§ **What you should do**: Transcribe the listing verbatim. Do not carry over any pictures.

§ **Information given**:
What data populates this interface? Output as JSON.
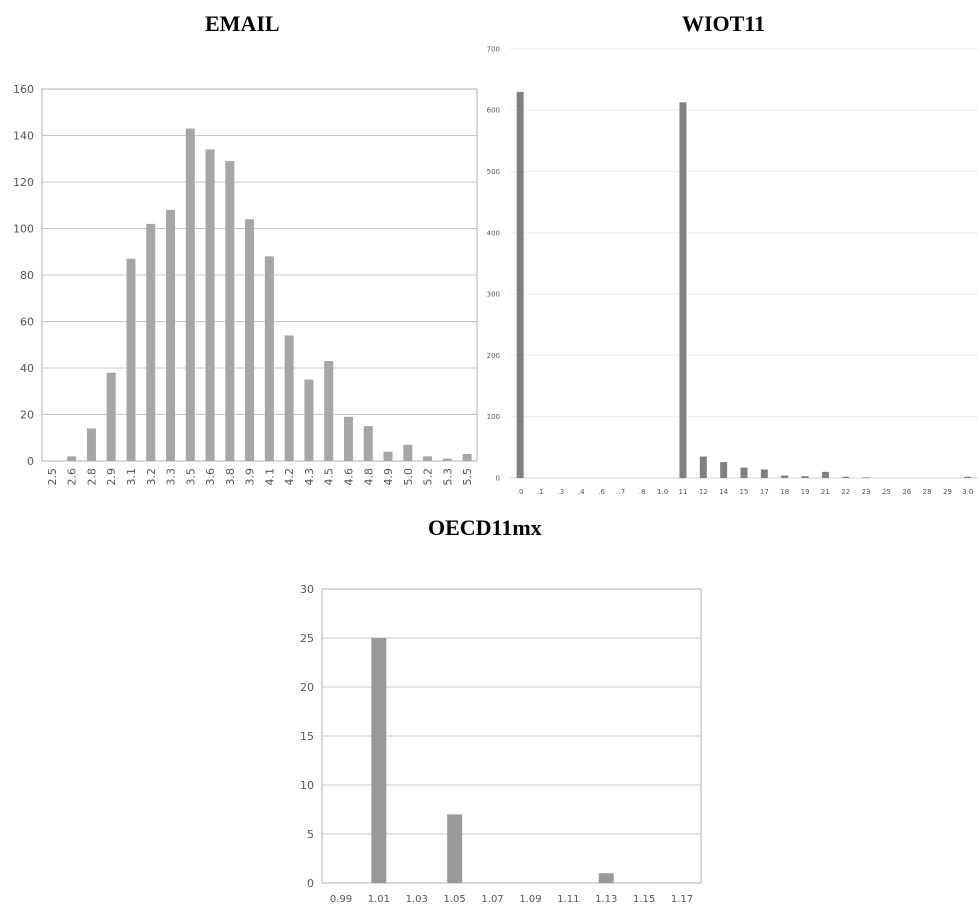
{
  "chart_data": [
    {
      "type": "bar",
      "title": "EMAIL",
      "categories": [
        "2.5",
        "2.6",
        "2.8",
        "2.9",
        "3.1",
        "3.2",
        "3.3",
        "3.5",
        "3.6",
        "3.8",
        "3.9",
        "4.1",
        "4.2",
        "4.3",
        "4.5",
        "4.6",
        "4.8",
        "4.9",
        "5.0",
        "5.2",
        "5.3",
        "5.5"
      ],
      "values": [
        0,
        2,
        14,
        38,
        87,
        102,
        108,
        143,
        134,
        129,
        104,
        88,
        54,
        35,
        43,
        19,
        15,
        4,
        7,
        2,
        1,
        3
      ],
      "yticks": [
        "0",
        "20",
        "40",
        "60",
        "80",
        "100",
        "120",
        "140",
        "160"
      ],
      "ylim": [
        0,
        160
      ],
      "grid": true,
      "color": "#a6a6a6"
    },
    {
      "type": "bar",
      "title": "WIOT11",
      "categories": [
        ".0",
        ".1",
        ".3",
        ".4",
        ".6",
        ".7",
        ".8",
        "1.0",
        "11",
        "12",
        "14",
        "15",
        "17",
        "18",
        "19",
        "21",
        "22",
        "23",
        "25",
        "26",
        "28",
        "29",
        "3.0"
      ],
      "values": [
        630,
        0,
        0,
        0,
        0,
        0,
        0,
        0,
        613,
        35,
        26,
        17,
        14,
        4,
        3,
        10,
        2,
        1,
        0,
        0,
        0,
        0,
        2
      ],
      "yticks": [
        "0",
        "100",
        "200",
        "300",
        "400",
        "500",
        "600",
        "700"
      ],
      "ylim": [
        0,
        700
      ],
      "grid": true,
      "color": "#808080"
    },
    {
      "type": "bar",
      "title": "OECD11mx",
      "categories": [
        "0.99",
        "1.01",
        "1.03",
        "1.05",
        "1.07",
        "1.09",
        "1.11",
        "1.13",
        "1.15",
        "1.17"
      ],
      "values": [
        0,
        25,
        0,
        7,
        0,
        0,
        0,
        1,
        0,
        0
      ],
      "yticks": [
        "0",
        "5",
        "10",
        "15",
        "20",
        "25",
        "30"
      ],
      "ylim": [
        0,
        30
      ],
      "grid": true,
      "color": "#999999"
    }
  ]
}
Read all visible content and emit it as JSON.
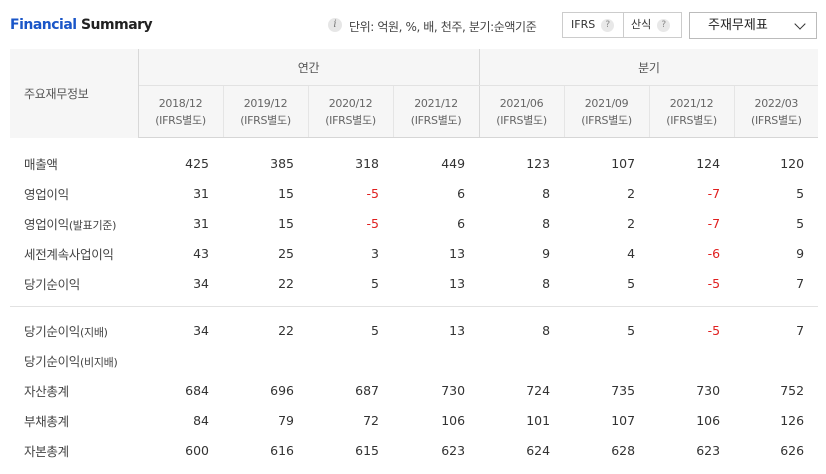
{
  "header": {
    "title_part1": "Financial",
    "title_part2": "Summary",
    "unit_text": "단위: 억원, %, 배, 천주, 분기:순액기준",
    "toggle_ifrs": "IFRS",
    "toggle_calc": "산식",
    "help_mark": "?",
    "info_mark": "i",
    "dropdown_label": "주재무제표"
  },
  "table": {
    "row_header": "주요재무정보",
    "group_annual": "연간",
    "group_quarter": "분기",
    "periods": [
      {
        "date": "2018/12",
        "basis": "(IFRS별도)"
      },
      {
        "date": "2019/12",
        "basis": "(IFRS별도)"
      },
      {
        "date": "2020/12",
        "basis": "(IFRS별도)"
      },
      {
        "date": "2021/12",
        "basis": "(IFRS별도)"
      },
      {
        "date": "2021/06",
        "basis": "(IFRS별도)"
      },
      {
        "date": "2021/09",
        "basis": "(IFRS별도)"
      },
      {
        "date": "2021/12",
        "basis": "(IFRS별도)"
      },
      {
        "date": "2022/03",
        "basis": "(IFRS별도)"
      }
    ],
    "rows": [
      {
        "label": "매출액",
        "sub": "",
        "values": [
          "425",
          "385",
          "318",
          "449",
          "123",
          "107",
          "124",
          "120"
        ]
      },
      {
        "label": "영업이익",
        "sub": "",
        "values": [
          "31",
          "15",
          "-5",
          "6",
          "8",
          "2",
          "-7",
          "5"
        ]
      },
      {
        "label": "영업이익",
        "sub": "(발표기준)",
        "values": [
          "31",
          "15",
          "-5",
          "6",
          "8",
          "2",
          "-7",
          "5"
        ]
      },
      {
        "label": "세전계속사업이익",
        "sub": "",
        "values": [
          "43",
          "25",
          "3",
          "13",
          "9",
          "4",
          "-6",
          "9"
        ]
      },
      {
        "label": "당기순이익",
        "sub": "",
        "values": [
          "34",
          "22",
          "5",
          "13",
          "8",
          "5",
          "-5",
          "7"
        ]
      },
      {
        "label": "당기순이익",
        "sub": "(지배)",
        "values": [
          "34",
          "22",
          "5",
          "13",
          "8",
          "5",
          "-5",
          "7"
        ]
      },
      {
        "label": "당기순이익",
        "sub": "(비지배)",
        "values": [
          "",
          "",
          "",
          "",
          "",
          "",
          "",
          ""
        ]
      },
      {
        "label": "자산총계",
        "sub": "",
        "values": [
          "684",
          "696",
          "687",
          "730",
          "724",
          "735",
          "730",
          "752"
        ]
      },
      {
        "label": "부채총계",
        "sub": "",
        "values": [
          "84",
          "79",
          "72",
          "106",
          "101",
          "107",
          "106",
          "126"
        ]
      },
      {
        "label": "자본총계",
        "sub": "",
        "values": [
          "600",
          "616",
          "615",
          "623",
          "624",
          "628",
          "623",
          "626"
        ]
      }
    ]
  }
}
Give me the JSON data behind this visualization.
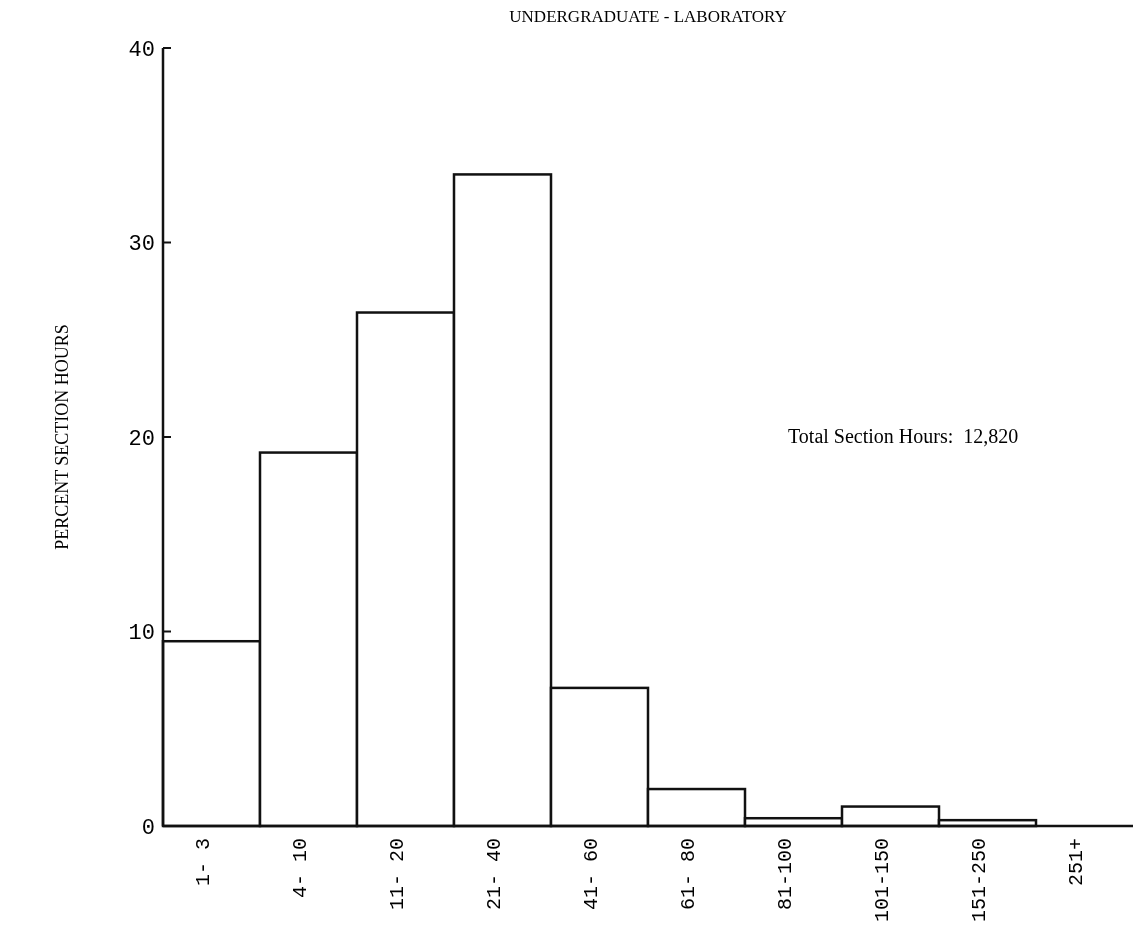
{
  "chart_data": {
    "type": "bar",
    "title": "UNDERGRADUATE - LABORATORY",
    "ylabel": "PERCENT SECTION HOURS",
    "categories": [
      "1- 3",
      "4- 10",
      "11- 20",
      "21- 40",
      "41- 60",
      "61- 80",
      "81-100",
      "101-150",
      "151-250",
      "251+"
    ],
    "values": [
      9.5,
      19.2,
      26.4,
      33.5,
      7.1,
      1.9,
      0.4,
      1.0,
      0.3,
      0
    ],
    "color": "#ffffff",
    "ylim": [
      0,
      40
    ],
    "yticks": [
      0,
      10,
      20,
      30,
      40
    ],
    "annotations": [
      "Total Section Hours:  12,820"
    ]
  }
}
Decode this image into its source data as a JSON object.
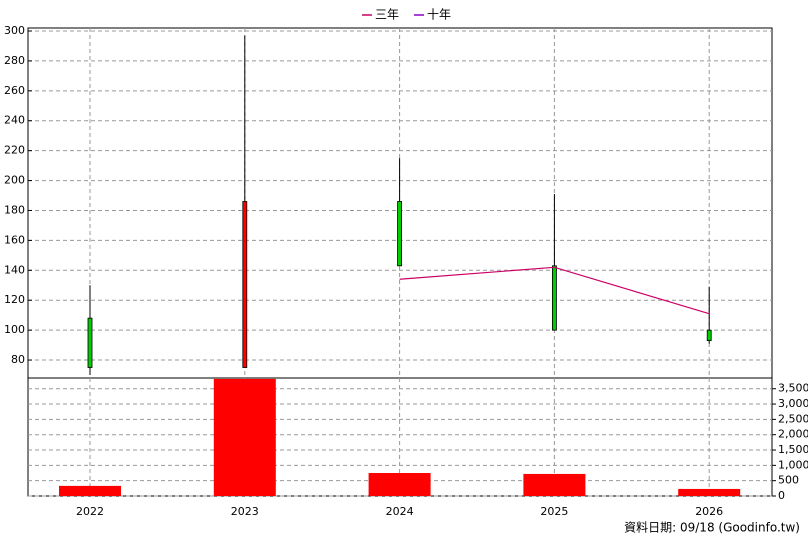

§ **Output for this exercise**:
What data populates this interface? Output as JSON.
{
  "chart_data": [
    {
      "type": "bar",
      "title": "EMAIL",
      "categories": [
        "2.5",
        "2.6",
        "2.8",
        "2.9",
        "3.1",
        "3.2",
        "3.3",
        "3.5",
        "3.6",
        "3.8",
        "3.9",
        "4.1",
        "4.2",
        "4.3",
        "4.5",
        "4.6",
        "4.8",
        "4.9",
        "5.0",
        "5.2",
        "5.3",
        "5.5"
      ],
      "values": [
        0,
        2,
        14,
        38,
        87,
        102,
        108,
        143,
        134,
        129,
        104,
        88,
        54,
        35,
        43,
        19,
        15,
        4,
        7,
        2,
        1,
        3
      ],
      "yticks": [
        "0",
        "20",
        "40",
        "60",
        "80",
        "100",
        "120",
        "140",
        "160"
      ],
      "ylim": [
        0,
        160
      ],
      "grid": true,
      "color": "#a6a6a6"
    },
    {
      "type": "bar",
      "title": "WIOT11",
      "categories": [
        ".0",
        ".1",
        ".3",
        ".4",
        ".6",
        ".7",
        ".8",
        "1.0",
        "11",
        "12",
        "14",
        "15",
        "17",
        "18",
        "19",
        "21",
        "22",
        "23",
        "25",
        "26",
        "28",
        "29",
        "3.0"
      ],
      "values": [
        630,
        0,
        0,
        0,
        0,
        0,
        0,
        0,
        613,
        35,
        26,
        17,
        14,
        4,
        3,
        10,
        2,
        1,
        0,
        0,
        0,
        0,
        2
      ],
      "yticks": [
        "0",
        "100",
        "200",
        "300",
        "400",
        "500",
        "600",
        "700"
      ],
      "ylim": [
        0,
        700
      ],
      "grid": true,
      "color": "#808080"
    },
    {
      "type": "bar",
      "title": "OECD11mx",
      "categories": [
        "0.99",
        "1.01",
        "1.03",
        "1.05",
        "1.07",
        "1.09",
        "1.11",
        "1.13",
        "1.15",
        "1.17"
      ],
      "values": [
        0,
        25,
        0,
        7,
        0,
        0,
        0,
        1,
        0,
        0
      ],
      "yticks": [
        "0",
        "5",
        "10",
        "15",
        "20",
        "25",
        "30"
      ],
      "ylim": [
        0,
        30
      ],
      "grid": true,
      "color": "#999999"
    }
  ]
}
Read all visible content and emit it as JSON.
{
  "header": {
    "title_part1": "Financial",
    "title_part2": "Summary",
    "unit_text": "단위: 억원, %, 배, 천주, 분기:순액기준",
    "toggle_ifrs": "IFRS",
    "toggle_calc": "산식",
    "help_mark": "?",
    "info_mark": "i",
    "dropdown_label": "주재무제표"
  },
  "table": {
    "row_header": "주요재무정보",
    "group_annual": "연간",
    "group_quarter": "분기",
    "periods": [
      {
        "date": "2018/12",
        "basis": "(IFRS별도)"
      },
      {
        "date": "2019/12",
        "basis": "(IFRS별도)"
      },
      {
        "date": "2020/12",
        "basis": "(IFRS별도)"
      },
      {
        "date": "2021/12",
        "basis": "(IFRS별도)"
      },
      {
        "date": "2021/06",
        "basis": "(IFRS별도)"
      },
      {
        "date": "2021/09",
        "basis": "(IFRS별도)"
      },
      {
        "date": "2021/12",
        "basis": "(IFRS별도)"
      },
      {
        "date": "2022/03",
        "basis": "(IFRS별도)"
      }
    ],
    "rows": [
      {
        "label": "매출액",
        "sub": "",
        "values": [
          "425",
          "385",
          "318",
          "449",
          "123",
          "107",
          "124",
          "120"
        ]
      },
      {
        "label": "영업이익",
        "sub": "",
        "values": [
          "31",
          "15",
          "-5",
          "6",
          "8",
          "2",
          "-7",
          "5"
        ]
      },
      {
        "label": "영업이익",
        "sub": "(발표기준)",
        "values": [
          "31",
          "15",
          "-5",
          "6",
          "8",
          "2",
          "-7",
          "5"
        ]
      },
      {
        "label": "세전계속사업이익",
        "sub": "",
        "values": [
          "43",
          "25",
          "3",
          "13",
          "9",
          "4",
          "-6",
          "9"
        ]
      },
      {
        "label": "당기순이익",
        "sub": "",
        "values": [
          "34",
          "22",
          "5",
          "13",
          "8",
          "5",
          "-5",
          "7"
        ]
      },
      {
        "label": "당기순이익",
        "sub": "(지배)",
        "values": [
          "34",
          "22",
          "5",
          "13",
          "8",
          "5",
          "-5",
          "7"
        ]
      },
      {
        "label": "당기순이익",
        "sub": "(비지배)",
        "values": [
          "",
          "",
          "",
          "",
          "",
          "",
          "",
          ""
        ]
      },
      {
        "label": "자산총계",
        "sub": "",
        "values": [
          "684",
          "696",
          "687",
          "730",
          "724",
          "735",
          "730",
          "752"
        ]
      },
      {
        "label": "부채총계",
        "sub": "",
        "values": [
          "84",
          "79",
          "72",
          "106",
          "101",
          "107",
          "106",
          "126"
        ]
      },
      {
        "label": "자본총계",
        "sub": "",
        "values": [
          "600",
          "616",
          "615",
          "623",
          "624",
          "628",
          "623",
          "626"
        ]
      }
    ]
  }
}
Give me the JSON data behind this visualization.
{
  "chart_data": {
    "type": "bar",
    "title": "UNDERGRADUATE - LABORATORY",
    "ylabel": "PERCENT SECTION HOURS",
    "categories": [
      "1- 3",
      "4- 10",
      "11- 20",
      "21- 40",
      "41- 60",
      "61- 80",
      "81-100",
      "101-150",
      "151-250",
      "251+"
    ],
    "values": [
      9.5,
      19.2,
      26.4,
      33.5,
      7.1,
      1.9,
      0.4,
      1.0,
      0.3,
      0
    ],
    "color": "#ffffff",
    "ylim": [
      0,
      40
    ],
    "yticks": [
      0,
      10,
      20,
      30,
      40
    ],
    "annotations": [
      "Total Section Hours:  12,820"
    ]
  }
}
Decode this image into its source data as a JSON object.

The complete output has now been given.